··· GIVEN DATA ···

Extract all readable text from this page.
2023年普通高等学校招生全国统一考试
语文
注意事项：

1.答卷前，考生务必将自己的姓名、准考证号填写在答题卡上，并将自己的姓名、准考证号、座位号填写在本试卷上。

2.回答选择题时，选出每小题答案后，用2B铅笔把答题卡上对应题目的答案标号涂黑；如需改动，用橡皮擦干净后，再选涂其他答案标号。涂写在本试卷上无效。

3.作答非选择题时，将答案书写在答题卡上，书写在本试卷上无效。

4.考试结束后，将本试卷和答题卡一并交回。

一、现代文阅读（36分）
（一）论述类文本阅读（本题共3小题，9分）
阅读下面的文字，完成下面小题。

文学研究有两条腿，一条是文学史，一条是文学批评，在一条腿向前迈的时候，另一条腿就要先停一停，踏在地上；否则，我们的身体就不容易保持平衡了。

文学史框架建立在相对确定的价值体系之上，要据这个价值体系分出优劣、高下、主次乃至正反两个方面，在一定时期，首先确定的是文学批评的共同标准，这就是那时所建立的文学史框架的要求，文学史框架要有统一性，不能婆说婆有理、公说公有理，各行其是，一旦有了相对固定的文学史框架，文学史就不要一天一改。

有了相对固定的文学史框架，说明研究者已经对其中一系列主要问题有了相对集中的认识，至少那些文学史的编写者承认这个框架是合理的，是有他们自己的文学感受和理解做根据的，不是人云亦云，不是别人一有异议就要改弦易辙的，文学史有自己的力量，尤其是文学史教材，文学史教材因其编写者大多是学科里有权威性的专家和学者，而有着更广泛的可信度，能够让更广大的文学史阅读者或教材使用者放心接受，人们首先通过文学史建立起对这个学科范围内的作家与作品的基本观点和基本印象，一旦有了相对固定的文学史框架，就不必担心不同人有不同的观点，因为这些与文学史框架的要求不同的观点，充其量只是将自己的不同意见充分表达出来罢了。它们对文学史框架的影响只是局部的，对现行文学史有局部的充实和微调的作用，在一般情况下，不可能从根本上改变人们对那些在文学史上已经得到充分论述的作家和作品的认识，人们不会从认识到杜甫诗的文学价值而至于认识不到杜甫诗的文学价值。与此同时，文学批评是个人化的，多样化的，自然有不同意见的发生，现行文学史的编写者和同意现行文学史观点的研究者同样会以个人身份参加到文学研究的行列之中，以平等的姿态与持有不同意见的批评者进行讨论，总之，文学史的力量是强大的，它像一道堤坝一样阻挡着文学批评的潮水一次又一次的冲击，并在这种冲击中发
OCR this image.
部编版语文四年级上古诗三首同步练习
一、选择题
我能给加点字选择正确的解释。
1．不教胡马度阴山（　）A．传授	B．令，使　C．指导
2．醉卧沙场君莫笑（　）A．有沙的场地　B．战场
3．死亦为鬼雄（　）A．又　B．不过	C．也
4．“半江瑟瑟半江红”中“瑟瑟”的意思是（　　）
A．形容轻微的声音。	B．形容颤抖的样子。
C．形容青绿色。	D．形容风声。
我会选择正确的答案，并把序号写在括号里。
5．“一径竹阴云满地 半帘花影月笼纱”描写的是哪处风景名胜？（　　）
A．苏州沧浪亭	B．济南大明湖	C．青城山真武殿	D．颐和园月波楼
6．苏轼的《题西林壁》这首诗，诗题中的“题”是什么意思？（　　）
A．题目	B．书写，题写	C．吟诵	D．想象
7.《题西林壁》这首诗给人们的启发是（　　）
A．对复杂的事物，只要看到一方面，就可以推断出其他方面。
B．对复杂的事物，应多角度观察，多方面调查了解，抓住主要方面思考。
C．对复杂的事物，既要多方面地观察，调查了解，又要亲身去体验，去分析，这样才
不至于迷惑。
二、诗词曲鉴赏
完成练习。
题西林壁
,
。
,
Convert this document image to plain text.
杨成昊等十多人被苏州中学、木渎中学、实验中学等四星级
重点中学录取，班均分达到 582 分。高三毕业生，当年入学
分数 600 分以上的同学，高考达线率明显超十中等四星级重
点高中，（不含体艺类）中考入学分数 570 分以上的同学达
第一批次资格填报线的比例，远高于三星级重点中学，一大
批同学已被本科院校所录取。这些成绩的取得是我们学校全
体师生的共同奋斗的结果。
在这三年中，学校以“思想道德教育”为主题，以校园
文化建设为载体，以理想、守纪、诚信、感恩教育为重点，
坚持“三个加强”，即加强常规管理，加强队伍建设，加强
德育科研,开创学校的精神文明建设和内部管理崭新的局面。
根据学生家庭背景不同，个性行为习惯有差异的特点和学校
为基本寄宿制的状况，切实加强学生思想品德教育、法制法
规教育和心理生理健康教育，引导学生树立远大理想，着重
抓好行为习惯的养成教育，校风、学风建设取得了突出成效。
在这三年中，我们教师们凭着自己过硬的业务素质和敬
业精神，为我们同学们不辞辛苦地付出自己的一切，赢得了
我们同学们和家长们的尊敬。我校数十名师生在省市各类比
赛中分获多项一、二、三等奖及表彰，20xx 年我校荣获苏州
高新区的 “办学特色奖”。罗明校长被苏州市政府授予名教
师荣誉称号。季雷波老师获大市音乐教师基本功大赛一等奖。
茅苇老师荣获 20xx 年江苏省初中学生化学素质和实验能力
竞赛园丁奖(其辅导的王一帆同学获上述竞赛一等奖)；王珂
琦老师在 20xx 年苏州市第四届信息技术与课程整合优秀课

···

▸ **TASK DIRECTIONS**
Restate every record exactly, leaving nothing out.

▸ **WRITTEN REPLY**
Extract all readable text from this page.
2023年普通高等学校招生全国统一考试
语文
注意事项：

1.答卷前，考生务必将自己的姓名、准考证号填写在答题卡上，并将自己的姓名、准考证号、座位号填写在本试卷上。

2.回答选择题时，选出每小题答案后，用2B铅笔把答题卡上对应题目的答案标号涂黑；如需改动，用橡皮擦干净后，再选涂其他答案标号。涂写在本试卷上无效。

3.作答非选择题时，将答案书写在答题卡上，书写在本试卷上无效。

4.考试结束后，将本试卷和答题卡一并交回。

一、现代文阅读（36分）
（一）论述类文本阅读（本题共3小题，9分）
阅读下面的文字，完成下面小题。

文学研究有两条腿，一条是文学史，一条是文学批评，在一条腿向前迈的时候，另一条腿就要先停一停，踏在地上；否则，我们的身体就不容易保持平衡了。

文学史框架建立在相对确定的价值体系之上，要据这个价值体系分出优劣、高下、主次乃至正反两个方面，在一定时期，首先确定的是文学批评的共同标准，这就是那时所建立的文学史框架的要求，文学史框架要有统一性，不能婆说婆有理、公说公有理，各行其是，一旦有了相对固定的文学史框架，文学史就不要一天一改。

有了相对固定的文学史框架，说明研究者已经对其中一系列主要问题有了相对集中的认识，至少那些文学史的编写者承认这个框架是合理的，是有他们自己的文学感受和理解做根据的，不是人云亦云，不是别人一有异议就要改弦易辙的，文学史有自己的力量，尤其是文学史教材，文学史教材因其编写者大多是学科里有权威性的专家和学者，而有着更广泛的可信度，能够让更广大的文学史阅读者或教材使用者放心接受，人们首先通过文学史建立起对这个学科范围内的作家与作品的基本观点和基本印象，一旦有了相对固定的文学史框架，就不必担心不同人有不同的观点，因为这些与文学史框架的要求不同的观点，充其量只是将自己的不同意见充分表达出来罢了。它们对文学史框架的影响只是局部的，对现行文学史有局部的充实和微调的作用，在一般情况下，不可能从根本上改变人们对那些在文学史上已经得到充分论述的作家和作品的认识，人们不会从认识到杜甫诗的文学价值而至于认识不到杜甫诗的文学价值。与此同时，文学批评是个人化的，多样化的，自然有不同意见的发生，现行文学史的编写者和同意现行文学史观点的研究者同样会以个人身份参加到文学研究的行列之中，以平等的姿态与持有不同意见的批评者进行讨论，总之，文学史的力量是强大的，它像一道堤坝一样阻挡着文学批评的潮水一次又一次的冲击，并在这种冲击中发
OCR this image.
部编版语文四年级上古诗三首同步练习
一、选择题
我能给加点字选择正确的解释。
1．不教胡马度阴山（　）A．传授	B．令，使　C．指导
2．醉卧沙场君莫笑（　）A．有沙的场地　B．战场
3．死亦为鬼雄（　）A．又　B．不过	C．也
4．“半江瑟瑟半江红”中“瑟瑟”的意思是（　　）
A．形容轻微的声音。	B．形容颤抖的样子。
C．形容青绿色。	D．形容风声。
我会选择正确的答案，并把序号写在括号里。
5．“一径竹阴云满地 半帘花影月笼纱”描写的是哪处风景名胜？（　　）
A．苏州沧浪亭	B．济南大明湖	C．青城山真武殿	D．颐和园月波楼
6．苏轼的《题西林壁》这首诗，诗题中的“题”是什么意思？（　　）
A．题目	B．书写，题写	C．吟诵	D．想象
7.《题西林壁》这首诗给人们的启发是（　　）
A．对复杂的事物，只要看到一方面，就可以推断出其他方面。
B．对复杂的事物，应多角度观察，多方面调查了解，抓住主要方面思考。
C．对复杂的事物，既要多方面地观察，调查了解，又要亲身去体验，去分析，这样才
不至于迷惑。
二、诗词曲鉴赏
完成练习。
题西林壁
,
。
,
Convert this document image to plain text.
杨成昊等十多人被苏州中学、木渎中学、实验中学等四星级
重点中学录取，班均分达到 582 分。高三毕业生，当年入学
分数 600 分以上的同学，高考达线率明显超十中等四星级重
点高中，（不含体艺类）中考入学分数 570 分以上的同学达
第一批次资格填报线的比例，远高于三星级重点中学，一大
批同学已被本科院校所录取。这些成绩的取得是我们学校全
体师生的共同奋斗的结果。
在这三年中，学校以“思想道德教育”为主题，以校园
文化建设为载体，以理想、守纪、诚信、感恩教育为重点，
坚持“三个加强”，即加强常规管理，加强队伍建设，加强
德育科研,开创学校的精神文明建设和内部管理崭新的局面。
根据学生家庭背景不同，个性行为习惯有差异的特点和学校
为基本寄宿制的状况，切实加强学生思想品德教育、法制法
规教育和心理生理健康教育，引导学生树立远大理想，着重
抓好行为习惯的养成教育，校风、学风建设取得了突出成效。
在这三年中，我们教师们凭着自己过硬的业务素质和敬
业精神，为我们同学们不辞辛苦地付出自己的一切，赢得了
我们同学们和家长们的尊敬。我校数十名师生在省市各类比
赛中分获多项一、二、三等奖及表彰，20xx 年我校荣获苏州
高新区的 “办学特色奖”。罗明校长被苏州市政府授予名教
师荣誉称号。季雷波老师获大市音乐教师基本功大赛一等奖。
茅苇老师荣获 20xx 年江苏省初中学生化学素质和实验能力
竞赛园丁奖(其辅导的王一帆同学获上述竞赛一等奖)；王珂
琦老师在 20xx 年苏州市第四届信息技术与课程整合优秀课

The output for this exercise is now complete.